Emit the data below verbatim, stripping out any pictures.

Stored data entries:
⁂

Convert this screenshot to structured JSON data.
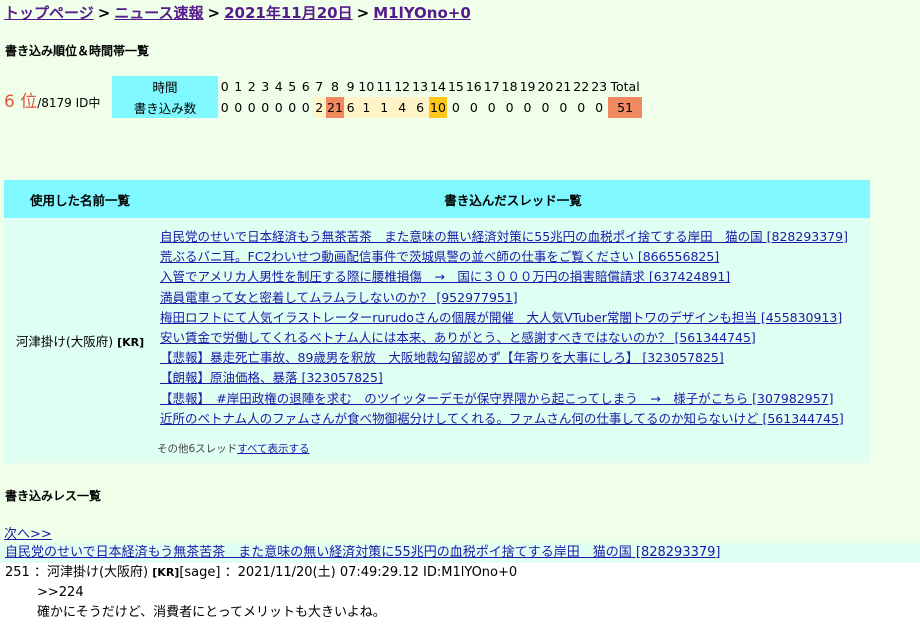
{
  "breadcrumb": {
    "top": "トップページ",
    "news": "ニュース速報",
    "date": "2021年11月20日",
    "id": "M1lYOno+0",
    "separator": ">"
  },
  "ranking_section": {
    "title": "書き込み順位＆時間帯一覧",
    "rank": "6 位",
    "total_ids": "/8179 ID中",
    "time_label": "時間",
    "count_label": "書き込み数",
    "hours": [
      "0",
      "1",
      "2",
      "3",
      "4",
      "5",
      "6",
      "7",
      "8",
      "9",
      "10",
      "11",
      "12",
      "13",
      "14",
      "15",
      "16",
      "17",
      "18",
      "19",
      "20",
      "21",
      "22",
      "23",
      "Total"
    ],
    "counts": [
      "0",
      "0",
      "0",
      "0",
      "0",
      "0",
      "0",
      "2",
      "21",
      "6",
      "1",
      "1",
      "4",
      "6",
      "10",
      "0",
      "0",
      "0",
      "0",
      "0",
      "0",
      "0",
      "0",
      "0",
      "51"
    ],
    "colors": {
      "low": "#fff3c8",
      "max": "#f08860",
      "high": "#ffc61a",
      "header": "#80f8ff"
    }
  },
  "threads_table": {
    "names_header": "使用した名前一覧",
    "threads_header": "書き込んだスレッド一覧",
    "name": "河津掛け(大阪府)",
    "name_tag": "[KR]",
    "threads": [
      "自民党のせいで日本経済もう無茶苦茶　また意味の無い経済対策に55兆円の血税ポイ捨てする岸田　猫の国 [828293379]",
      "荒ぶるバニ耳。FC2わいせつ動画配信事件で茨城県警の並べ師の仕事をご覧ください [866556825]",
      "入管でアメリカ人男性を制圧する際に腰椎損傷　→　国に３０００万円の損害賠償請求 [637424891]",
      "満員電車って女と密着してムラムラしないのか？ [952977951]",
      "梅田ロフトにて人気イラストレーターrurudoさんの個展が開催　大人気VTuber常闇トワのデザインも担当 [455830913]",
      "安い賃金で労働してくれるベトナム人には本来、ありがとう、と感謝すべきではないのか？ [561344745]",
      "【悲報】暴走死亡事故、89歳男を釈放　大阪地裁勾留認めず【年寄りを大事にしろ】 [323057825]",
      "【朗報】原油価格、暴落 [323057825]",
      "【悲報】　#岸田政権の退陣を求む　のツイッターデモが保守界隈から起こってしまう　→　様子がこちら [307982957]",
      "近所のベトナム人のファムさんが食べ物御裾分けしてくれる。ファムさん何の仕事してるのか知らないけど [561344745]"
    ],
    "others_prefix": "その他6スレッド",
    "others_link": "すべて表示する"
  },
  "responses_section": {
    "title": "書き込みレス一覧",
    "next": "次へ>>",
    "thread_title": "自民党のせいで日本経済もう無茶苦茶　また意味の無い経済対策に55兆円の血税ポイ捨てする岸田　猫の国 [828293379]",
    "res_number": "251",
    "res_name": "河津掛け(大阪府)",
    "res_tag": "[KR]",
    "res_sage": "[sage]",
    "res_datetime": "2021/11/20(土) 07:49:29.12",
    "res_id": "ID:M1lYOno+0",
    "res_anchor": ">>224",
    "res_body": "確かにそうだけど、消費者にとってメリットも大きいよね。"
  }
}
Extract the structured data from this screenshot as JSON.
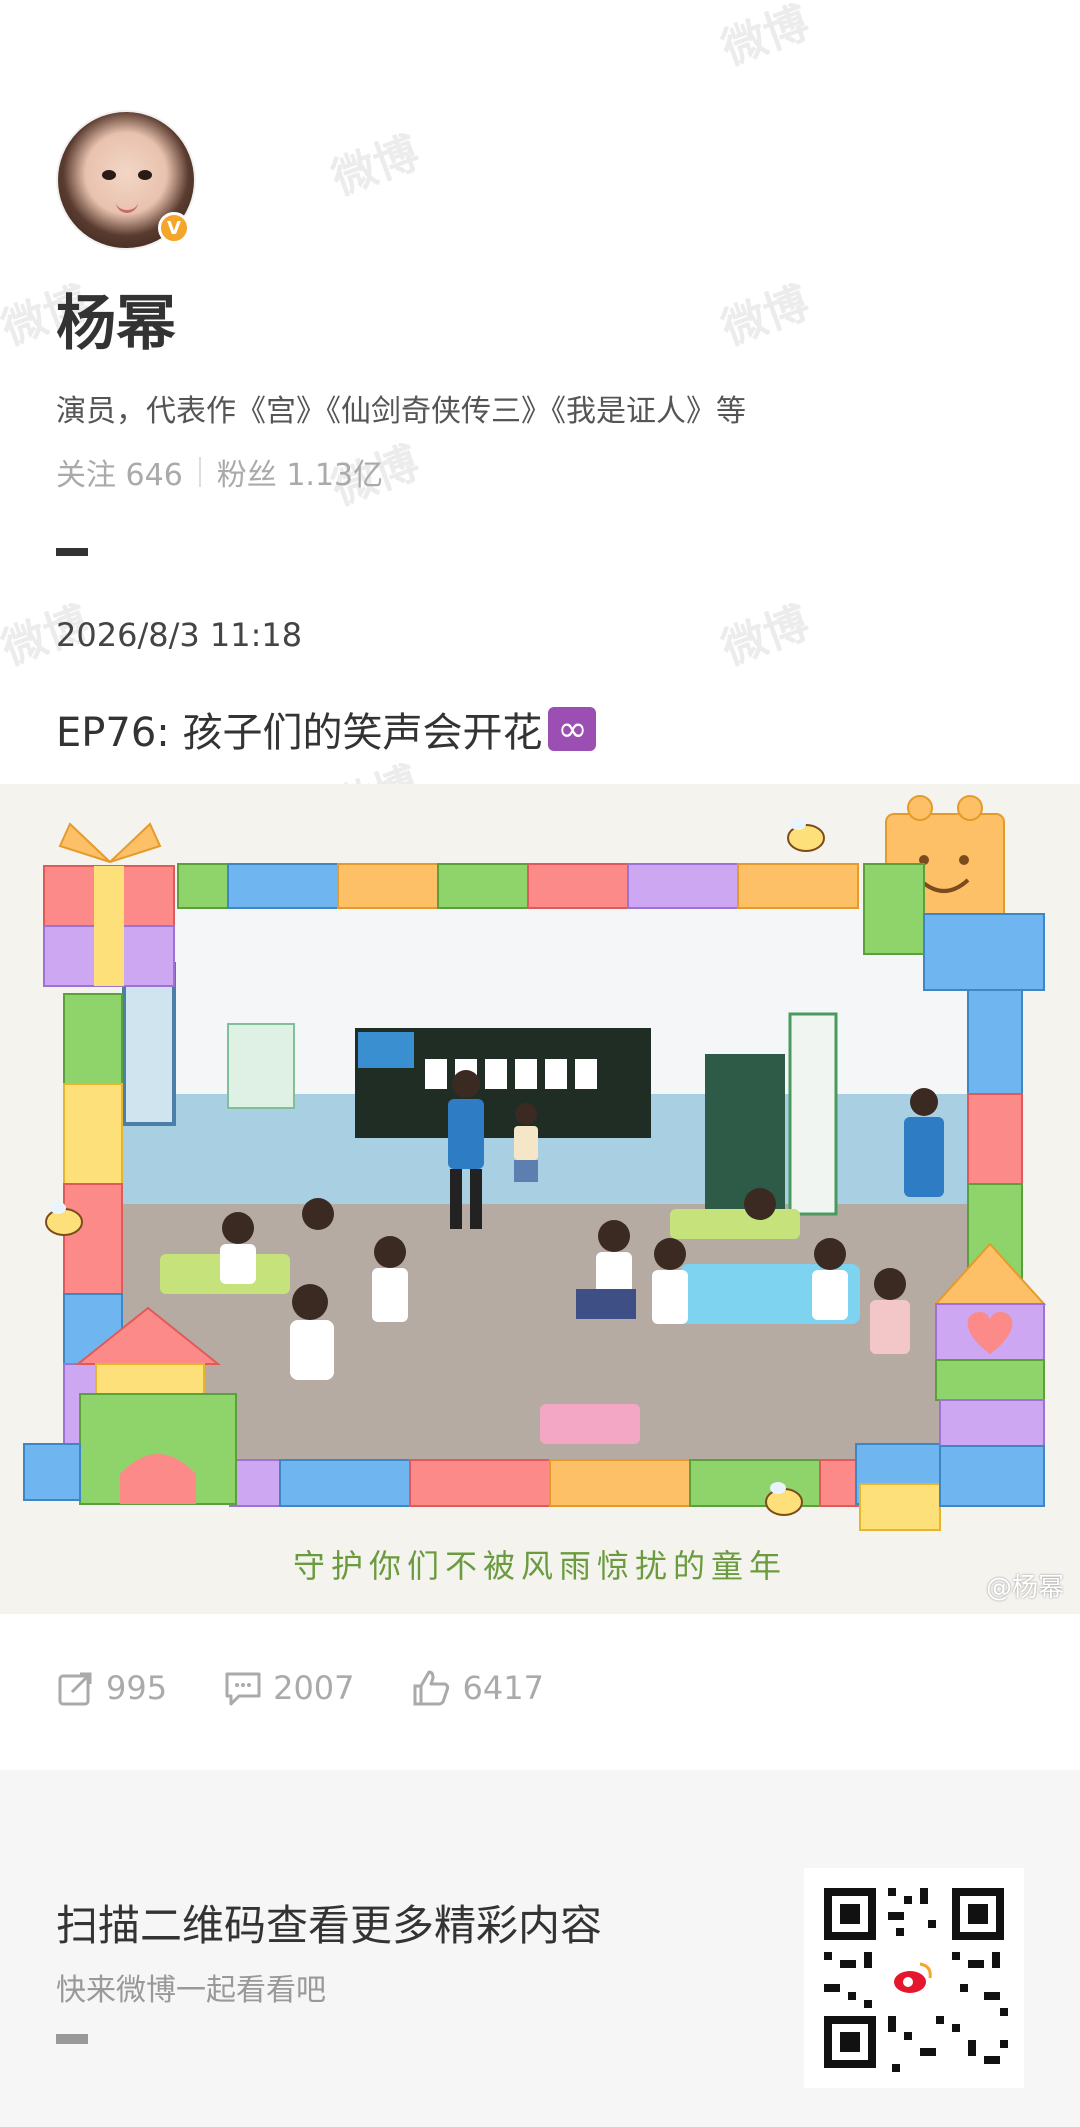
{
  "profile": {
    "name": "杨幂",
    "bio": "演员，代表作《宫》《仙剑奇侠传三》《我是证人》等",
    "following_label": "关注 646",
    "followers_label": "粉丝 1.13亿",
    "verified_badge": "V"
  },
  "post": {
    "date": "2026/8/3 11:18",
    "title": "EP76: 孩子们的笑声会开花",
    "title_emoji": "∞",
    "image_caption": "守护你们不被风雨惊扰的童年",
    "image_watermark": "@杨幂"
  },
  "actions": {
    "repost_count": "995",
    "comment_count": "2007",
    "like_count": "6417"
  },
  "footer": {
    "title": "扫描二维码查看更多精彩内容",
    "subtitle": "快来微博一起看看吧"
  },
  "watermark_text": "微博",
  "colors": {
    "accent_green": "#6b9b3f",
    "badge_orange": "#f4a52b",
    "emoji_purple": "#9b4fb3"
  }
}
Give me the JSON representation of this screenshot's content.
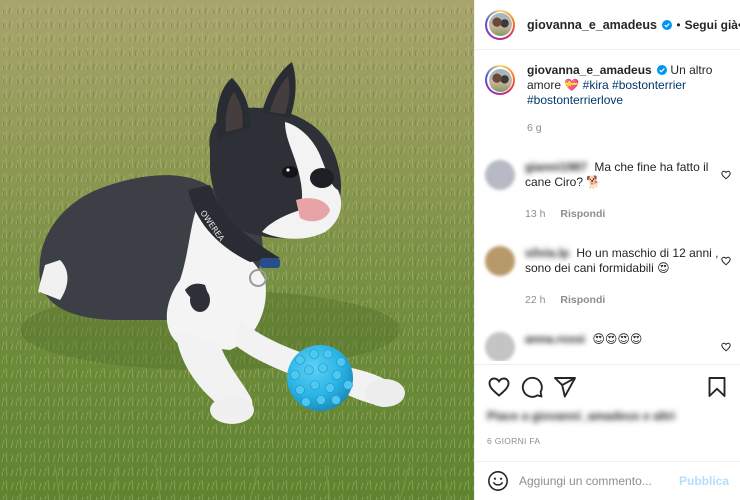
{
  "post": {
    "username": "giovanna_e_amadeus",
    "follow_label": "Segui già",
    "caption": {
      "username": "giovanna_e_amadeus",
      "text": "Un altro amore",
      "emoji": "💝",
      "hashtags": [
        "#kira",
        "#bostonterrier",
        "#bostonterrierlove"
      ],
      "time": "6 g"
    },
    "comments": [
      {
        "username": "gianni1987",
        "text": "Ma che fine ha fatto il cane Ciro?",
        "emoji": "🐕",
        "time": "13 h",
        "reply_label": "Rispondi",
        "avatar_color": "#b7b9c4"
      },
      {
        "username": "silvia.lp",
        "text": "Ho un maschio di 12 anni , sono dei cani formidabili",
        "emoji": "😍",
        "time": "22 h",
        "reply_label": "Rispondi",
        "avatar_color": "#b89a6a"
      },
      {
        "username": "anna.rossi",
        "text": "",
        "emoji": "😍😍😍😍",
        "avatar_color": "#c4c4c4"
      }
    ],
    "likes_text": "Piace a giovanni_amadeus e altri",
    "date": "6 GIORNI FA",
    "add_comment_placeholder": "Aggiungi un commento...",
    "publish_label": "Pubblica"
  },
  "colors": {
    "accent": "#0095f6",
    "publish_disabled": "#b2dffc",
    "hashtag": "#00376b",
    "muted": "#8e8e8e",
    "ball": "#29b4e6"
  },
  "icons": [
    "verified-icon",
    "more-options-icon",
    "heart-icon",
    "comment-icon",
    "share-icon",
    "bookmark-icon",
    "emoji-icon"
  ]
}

⁂

REPLY:
Convert this screenshot to structured JSON data.
{
  "breadcrumb": {
    "top": "トップページ",
    "news": "ニュース速報",
    "date": "2021年11月20日",
    "id": "M1lYOno+0",
    "separator": ">"
  },
  "ranking_section": {
    "title": "書き込み順位＆時間帯一覧",
    "rank": "6 位",
    "total_ids": "/8179 ID中",
    "time_label": "時間",
    "count_label": "書き込み数",
    "hours": [
      "0",
      "1",
      "2",
      "3",
      "4",
      "5",
      "6",
      "7",
      "8",
      "9",
      "10",
      "11",
      "12",
      "13",
      "14",
      "15",
      "16",
      "17",
      "18",
      "19",
      "20",
      "21",
      "22",
      "23",
      "Total"
    ],
    "counts": [
      "0",
      "0",
      "0",
      "0",
      "0",
      "0",
      "0",
      "2",
      "21",
      "6",
      "1",
      "1",
      "4",
      "6",
      "10",
      "0",
      "0",
      "0",
      "0",
      "0",
      "0",
      "0",
      "0",
      "0",
      "51"
    ],
    "colors": {
      "low": "#fff3c8",
      "max": "#f08860",
      "high": "#ffc61a",
      "header": "#80f8ff"
    }
  },
  "threads_table": {
    "names_header": "使用した名前一覧",
    "threads_header": "書き込んだスレッド一覧",
    "name": "河津掛け(大阪府)",
    "name_tag": "[KR]",
    "threads": [
      "自民党のせいで日本経済もう無茶苦茶　また意味の無い経済対策に55兆円の血税ポイ捨てする岸田　猫の国 [828293379]",
      "荒ぶるバニ耳。FC2わいせつ動画配信事件で茨城県警の並べ師の仕事をご覧ください [866556825]",
      "入管でアメリカ人男性を制圧する際に腰椎損傷　→　国に３０００万円の損害賠償請求 [637424891]",
      "満員電車って女と密着してムラムラしないのか？ [952977951]",
      "梅田ロフトにて人気イラストレーターrurudoさんの個展が開催　大人気VTuber常闇トワのデザインも担当 [455830913]",
      "安い賃金で労働してくれるベトナム人には本来、ありがとう、と感謝すべきではないのか？ [561344745]",
      "【悲報】暴走死亡事故、89歳男を釈放　大阪地裁勾留認めず【年寄りを大事にしろ】 [323057825]",
      "【朗報】原油価格、暴落 [323057825]",
      "【悲報】　#岸田政権の退陣を求む　のツイッターデモが保守界隈から起こってしまう　→　様子がこちら [307982957]",
      "近所のベトナム人のファムさんが食べ物御裾分けしてくれる。ファムさん何の仕事してるのか知らないけど [561344745]"
    ],
    "others_prefix": "その他6スレッド",
    "others_link": "すべて表示する"
  },
  "responses_section": {
    "title": "書き込みレス一覧",
    "next": "次へ>>",
    "thread_title": "自民党のせいで日本経済もう無茶苦茶　また意味の無い経済対策に55兆円の血税ポイ捨てする岸田　猫の国 [828293379]",
    "res_number": "251",
    "res_name": "河津掛け(大阪府)",
    "res_tag": "[KR]",
    "res_sage": "[sage]",
    "res_datetime": "2021/11/20(土) 07:49:29.12",
    "res_id": "ID:M1lYOno+0",
    "res_anchor": ">>224",
    "res_body": "確かにそうだけど、消費者にとってメリットも大きいよね。"
  }
}
Extract the structured data from this screenshot as JSON.
{
  "profile": {
    "name": "杨幂",
    "bio": "演员，代表作《宫》《仙剑奇侠传三》《我是证人》等",
    "following_label": "关注 646",
    "followers_label": "粉丝 1.13亿",
    "verified_badge": "V"
  },
  "post": {
    "date": "2026/8/3 11:18",
    "title": "EP76: 孩子们的笑声会开花",
    "title_emoji": "∞",
    "image_caption": "守护你们不被风雨惊扰的童年",
    "image_watermark": "@杨幂"
  },
  "actions": {
    "repost_count": "995",
    "comment_count": "2007",
    "like_count": "6417"
  },
  "footer": {
    "title": "扫描二维码查看更多精彩内容",
    "subtitle": "快来微博一起看看吧"
  },
  "watermark_text": "微博",
  "colors": {
    "accent_green": "#6b9b3f",
    "badge_orange": "#f4a52b",
    "emoji_purple": "#9b4fb3"
  }
}
Give me the JSON representation of this screenshot's content.
{
  "post": {
    "username": "giovanna_e_amadeus",
    "follow_label": "Segui già",
    "caption": {
      "username": "giovanna_e_amadeus",
      "text": "Un altro amore",
      "emoji": "💝",
      "hashtags": [
        "#kira",
        "#bostonterrier",
        "#bostonterrierlove"
      ],
      "time": "6 g"
    },
    "comments": [
      {
        "username": "gianni1987",
        "text": "Ma che fine ha fatto il cane Ciro?",
        "emoji": "🐕",
        "time": "13 h",
        "reply_label": "Rispondi",
        "avatar_color": "#b7b9c4"
      },
      {
        "username": "silvia.lp",
        "text": "Ho un maschio di 12 anni , sono dei cani formidabili",
        "emoji": "😍",
        "time": "22 h",
        "reply_label": "Rispondi",
        "avatar_color": "#b89a6a"
      },
      {
        "username": "anna.rossi",
        "text": "",
        "emoji": "😍😍😍😍",
        "avatar_color": "#c4c4c4"
      }
    ],
    "likes_text": "Piace a giovanni_amadeus e altri",
    "date": "6 GIORNI FA",
    "add_comment_placeholder": "Aggiungi un commento...",
    "publish_label": "Pubblica"
  },
  "colors": {
    "accent": "#0095f6",
    "publish_disabled": "#b2dffc",
    "hashtag": "#00376b",
    "muted": "#8e8e8e",
    "ball": "#29b4e6"
  },
  "icons": [
    "verified-icon",
    "more-options-icon",
    "heart-icon",
    "comment-icon",
    "share-icon",
    "bookmark-icon",
    "emoji-icon"
  ]
}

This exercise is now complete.